Exercise directions: Identify, in the records below, every line where the string "soient" appears, and copy each such line.

___

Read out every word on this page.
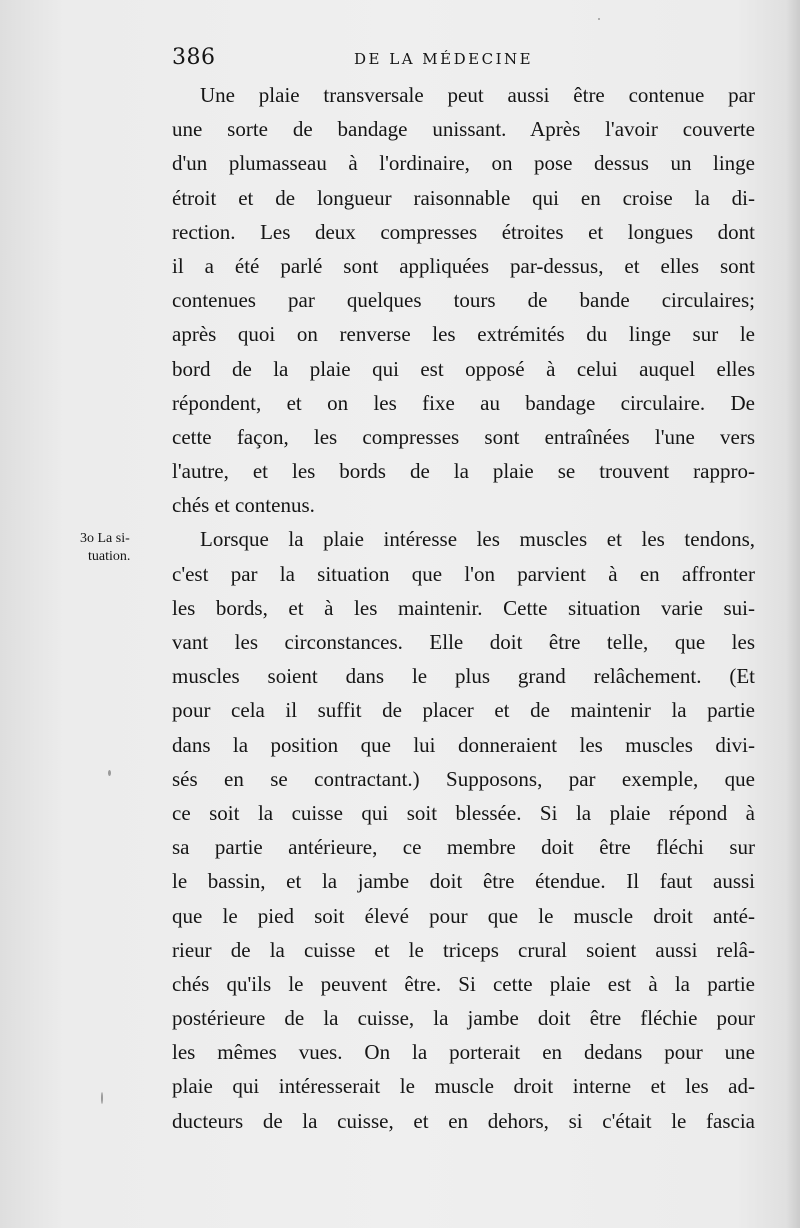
386	DE LA MÉDECINE
3o La si-
tuation.
Une plaie transversale peut aussi être contenue par
une sorte de bandage unissant. Après l'avoir couverte
d'un plumasseau à l'ordinaire, on pose dessus un linge
étroit et de longueur raisonnable qui en croise la di-
rection. Les deux compresses étroites et longues dont
il a été parlé sont appliquées par-dessus, et elles sont
contenues par quelques tours de bande circulaires;
après quoi on renverse les extrémités du linge sur le
bord de la plaie qui est opposé à celui auquel elles
répondent, et on les fixe au bandage circulaire. De
cette façon, les compresses sont entraînées l'une vers
l'autre, et les bords de la plaie se trouvent rappro-
chés et contenus.
Lorsque la plaie intéresse les muscles et les tendons,
c'est par la situation que l'on parvient à en affronter
les bords, et à les maintenir. Cette situation varie sui-
vant les circonstances. Elle doit être telle, que les
muscles soient dans le plus grand relâchement. (Et
pour cela il suffit de placer et de maintenir la partie
dans la position que lui donneraient les muscles divi-
sés en se contractant.) Supposons, par exemple, que
ce soit la cuisse qui soit blessée. Si la plaie répond à
sa partie antérieure, ce membre doit être fléchi sur
le bassin, et la jambe doit être étendue. Il faut aussi
que le pied soit élevé pour que le muscle droit anté-
rieur de la cuisse et le triceps crural soient aussi relâ-
chés qu'ils le peuvent être. Si cette plaie est à la partie
postérieure de la cuisse, la jambe doit être fléchie pour
les mêmes vues. On la porterait en dedans pour une
plaie qui intéresserait le muscle droit interne et les ad-
ducteurs de la cuisse, et en dehors, si c'était le fascia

___

Solved problem:
muscles soient dans le plus grand relâchement. (Et
rieur de la cuisse et le triceps crural soient aussi relâ-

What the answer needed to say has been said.